## Exercise goal
Exactly reproduce the entries, dropping any pictures from your copy.
— start The data —
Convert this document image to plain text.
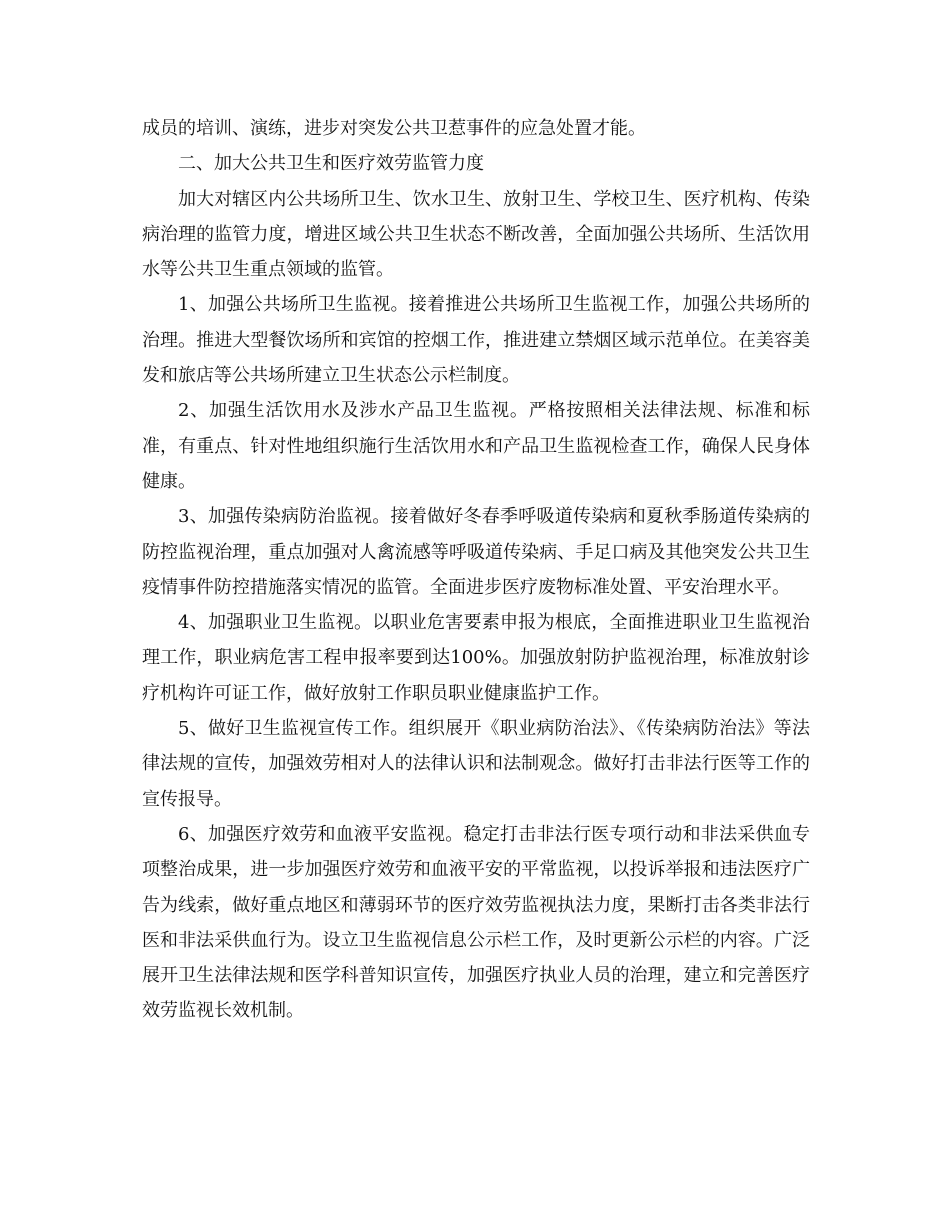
成员的培训、演练，进步对突发公共卫惹事件的应急处置才能。

二、加大公共卫生和医疗效劳监管力度

加大对辖区内公共场所卫生、饮水卫生、放射卫生、学校卫生、医疗机构、传染病治理的监管力度，增进区域公共卫生状态不断改善，全面加强公共场所、生活饮用水等公共卫生重点领域的监管。

1、加强公共场所卫生监视。接着推进公共场所卫生监视工作，加强公共场所的治理。推进大型餐饮场所和宾馆的控烟工作，推进建立禁烟区域示范单位。在美容美发和旅店等公共场所建立卫生状态公示栏制度。

2、加强生活饮用水及涉水产品卫生监视。严格按照相关法律法规、标准和标准，有重点、针对性地组织施行生活饮用水和产品卫生监视检查工作，确保人民身体健康。

3、加强传染病防治监视。接着做好冬春季呼吸道传染病和夏秋季肠道传染病的防控监视治理，重点加强对人禽流感等呼吸道传染病、手足口病及其他突发公共卫生疫情事件防控措施落实情况的监管。全面进步医疗废物标准处置、平安治理水平。

4、加强职业卫生监视。以职业危害要素申报为根底，全面推进职业卫生监视治理工作，职业病危害工程申报率要到达100%。加强放射防护监视治理，标准放射诊疗机构许可证工作，做好放射工作职员职业健康监护工作。

5、做好卫生监视宣传工作。组织展开《职业病防治法》、《传染病防治法》等法律法规的宣传，加强效劳相对人的法律认识和法制观念。做好打击非法行医等工作的宣传报导。

6、加强医疗效劳和血液平安监视。稳定打击非法行医专项行动和非法采供血专项整治成果，进一步加强医疗效劳和血液平安的平常监视，以投诉举报和违法医疗广告为线索，做好重点地区和薄弱环节的医疗效劳监视执法力度，果断打击各类非法行医和非法采供血行为。设立卫生监视信息公示栏工作，及时更新公示栏的内容。广泛展开卫生法律法规和医学科普知识宣传，加强医疗执业人员的治理，建立和完善医疗效劳监视长效机制。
— end The data —
## Completed exercise
Convert this document image to plain text.
成员的培训、演练，进步对突发公共卫惹事件的应急处置才能。

二、加大公共卫生和医疗效劳监管力度

加大对辖区内公共场所卫生、饮水卫生、放射卫生、学校卫生、医疗机构、传染病治理的监管力度，增进区域公共卫生状态不断改善，全面加强公共场所、生活饮用水等公共卫生重点领域的监管。

1、加强公共场所卫生监视。接着推进公共场所卫生监视工作，加强公共场所的治理。推进大型餐饮场所和宾馆的控烟工作，推进建立禁烟区域示范单位。在美容美发和旅店等公共场所建立卫生状态公示栏制度。

2、加强生活饮用水及涉水产品卫生监视。严格按照相关法律法规、标准和标准，有重点、针对性地组织施行生活饮用水和产品卫生监视检查工作，确保人民身体健康。

3、加强传染病防治监视。接着做好冬春季呼吸道传染病和夏秋季肠道传染病的防控监视治理，重点加强对人禽流感等呼吸道传染病、手足口病及其他突发公共卫生疫情事件防控措施落实情况的监管。全面进步医疗废物标准处置、平安治理水平。

4、加强职业卫生监视。以职业危害要素申报为根底，全面推进职业卫生监视治理工作，职业病危害工程申报率要到达100%。加强放射防护监视治理，标准放射诊疗机构许可证工作，做好放射工作职员职业健康监护工作。

5、做好卫生监视宣传工作。组织展开《职业病防治法》、《传染病防治法》等法律法规的宣传，加强效劳相对人的法律认识和法制观念。做好打击非法行医等工作的宣传报导。

6、加强医疗效劳和血液平安监视。稳定打击非法行医专项行动和非法采供血专项整治成果，进一步加强医疗效劳和血液平安的平常监视，以投诉举报和违法医疗广告为线索，做好重点地区和薄弱环节的医疗效劳监视执法力度，果断打击各类非法行医和非法采供血行为。设立卫生监视信息公示栏工作，及时更新公示栏的内容。广泛展开卫生法律法规和医学科普知识宣传，加强医疗执业人员的治理，建立和完善医疗效劳监视长效机制。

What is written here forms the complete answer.